**Written problem:**
Consider the data that follows and state how many lines contain the string "มสภาองค", using the number alone.

**Provided material:**
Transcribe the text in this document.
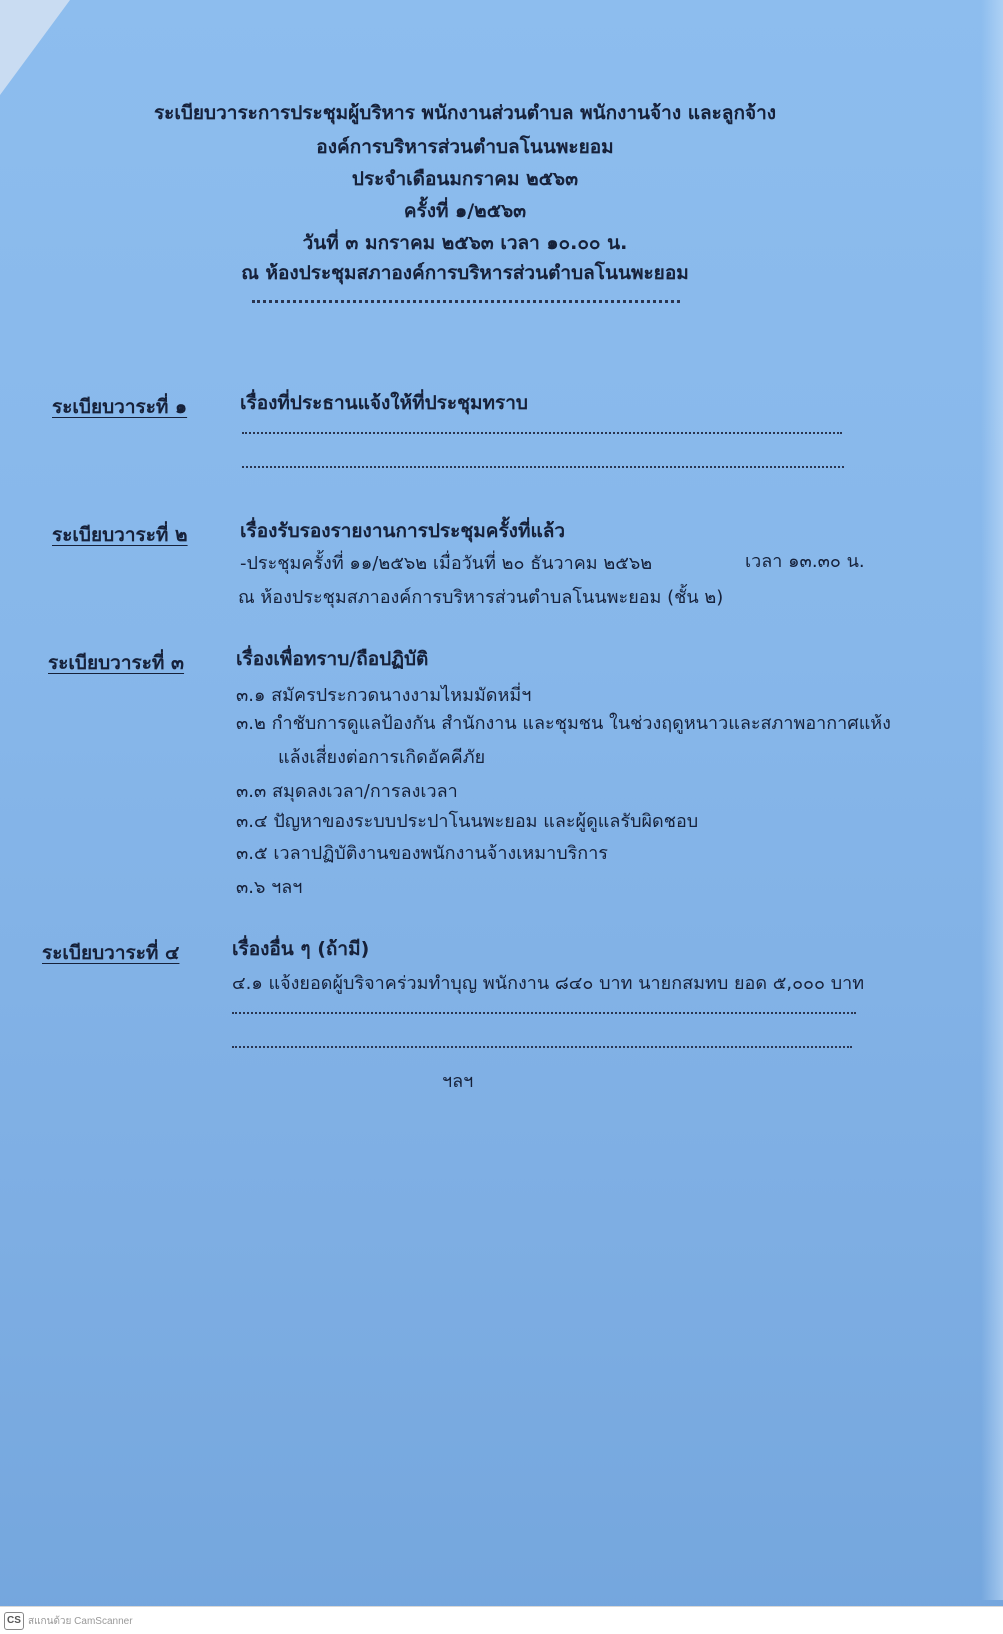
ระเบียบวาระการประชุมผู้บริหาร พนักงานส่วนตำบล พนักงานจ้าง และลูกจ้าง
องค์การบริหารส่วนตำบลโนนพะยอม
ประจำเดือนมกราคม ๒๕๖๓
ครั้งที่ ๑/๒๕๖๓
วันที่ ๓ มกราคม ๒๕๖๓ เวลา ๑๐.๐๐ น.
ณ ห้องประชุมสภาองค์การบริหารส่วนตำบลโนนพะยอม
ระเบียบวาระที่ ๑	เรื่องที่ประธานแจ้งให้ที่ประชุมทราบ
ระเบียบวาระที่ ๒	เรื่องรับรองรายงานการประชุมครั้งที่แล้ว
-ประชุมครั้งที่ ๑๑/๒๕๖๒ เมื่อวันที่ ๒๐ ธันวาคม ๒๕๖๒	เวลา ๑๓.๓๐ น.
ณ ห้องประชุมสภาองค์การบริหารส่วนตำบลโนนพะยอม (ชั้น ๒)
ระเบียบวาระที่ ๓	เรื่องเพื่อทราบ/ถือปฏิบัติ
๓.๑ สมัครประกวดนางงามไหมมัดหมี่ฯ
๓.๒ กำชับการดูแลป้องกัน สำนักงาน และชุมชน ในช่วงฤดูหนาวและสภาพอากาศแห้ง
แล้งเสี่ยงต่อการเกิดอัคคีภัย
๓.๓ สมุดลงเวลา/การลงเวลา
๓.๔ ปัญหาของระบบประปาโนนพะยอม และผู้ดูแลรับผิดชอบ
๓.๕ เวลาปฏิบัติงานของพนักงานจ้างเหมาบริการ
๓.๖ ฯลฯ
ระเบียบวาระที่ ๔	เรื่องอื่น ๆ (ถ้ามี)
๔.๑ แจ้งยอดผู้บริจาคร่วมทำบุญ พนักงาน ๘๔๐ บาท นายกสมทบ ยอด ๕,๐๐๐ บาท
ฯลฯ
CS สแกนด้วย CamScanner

**Problem solution:**
2